> _Objective_
Give the listing below again in full, exactly as written.

** START OF Data supplied **

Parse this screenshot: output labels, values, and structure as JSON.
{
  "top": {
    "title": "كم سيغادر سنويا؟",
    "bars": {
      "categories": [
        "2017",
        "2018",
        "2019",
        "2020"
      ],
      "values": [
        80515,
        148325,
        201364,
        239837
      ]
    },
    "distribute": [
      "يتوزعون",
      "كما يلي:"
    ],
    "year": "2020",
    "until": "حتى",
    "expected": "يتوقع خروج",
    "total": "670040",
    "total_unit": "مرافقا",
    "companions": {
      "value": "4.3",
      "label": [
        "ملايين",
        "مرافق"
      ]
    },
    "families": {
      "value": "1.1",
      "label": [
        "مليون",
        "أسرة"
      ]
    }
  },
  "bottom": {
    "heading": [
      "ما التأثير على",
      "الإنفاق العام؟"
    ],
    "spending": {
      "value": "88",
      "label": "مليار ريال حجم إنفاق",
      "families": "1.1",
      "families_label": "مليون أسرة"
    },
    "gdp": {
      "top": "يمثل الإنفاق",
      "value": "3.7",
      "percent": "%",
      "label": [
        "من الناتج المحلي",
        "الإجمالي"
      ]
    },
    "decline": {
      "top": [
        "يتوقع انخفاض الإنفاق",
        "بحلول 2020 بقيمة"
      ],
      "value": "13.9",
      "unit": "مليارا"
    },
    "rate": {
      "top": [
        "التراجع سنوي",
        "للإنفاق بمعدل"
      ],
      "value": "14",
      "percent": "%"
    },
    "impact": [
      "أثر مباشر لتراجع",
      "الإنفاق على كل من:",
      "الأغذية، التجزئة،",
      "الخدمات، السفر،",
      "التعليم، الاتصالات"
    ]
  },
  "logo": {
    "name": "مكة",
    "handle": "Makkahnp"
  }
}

** END OF Data supplied **

> _Result_
Parse this screenshot: output labels, values, and structure as JSON.
{
  "top": {
    "title": "كم سيغادر سنويا؟",
    "bars": {
      "categories": [
        "2017",
        "2018",
        "2019",
        "2020"
      ],
      "values": [
        80515,
        148325,
        201364,
        239837
      ]
    },
    "distribute": [
      "يتوزعون",
      "كما يلي:"
    ],
    "year": "2020",
    "until": "حتى",
    "expected": "يتوقع خروج",
    "total": "670040",
    "total_unit": "مرافقا",
    "companions": {
      "value": "4.3",
      "label": [
        "ملايين",
        "مرافق"
      ]
    },
    "families": {
      "value": "1.1",
      "label": [
        "مليون",
        "أسرة"
      ]
    }
  },
  "bottom": {
    "heading": [
      "ما التأثير على",
      "الإنفاق العام؟"
    ],
    "spending": {
      "value": "88",
      "label": "مليار ريال حجم إنفاق",
      "families": "1.1",
      "families_label": "مليون أسرة"
    },
    "gdp": {
      "top": "يمثل الإنفاق",
      "value": "3.7",
      "percent": "%",
      "label": [
        "من الناتج المحلي",
        "الإجمالي"
      ]
    },
    "decline": {
      "top": [
        "يتوقع انخفاض الإنفاق",
        "بحلول 2020 بقيمة"
      ],
      "value": "13.9",
      "unit": "مليارا"
    },
    "rate": {
      "top": [
        "التراجع سنوي",
        "للإنفاق بمعدل"
      ],
      "value": "14",
      "percent": "%"
    },
    "impact": [
      "أثر مباشر لتراجع",
      "الإنفاق على كل من:",
      "الأغذية، التجزئة،",
      "الخدمات، السفر،",
      "التعليم، الاتصالات"
    ]
  },
  "logo": {
    "name": "مكة",
    "handle": "Makkahnp"
  }
}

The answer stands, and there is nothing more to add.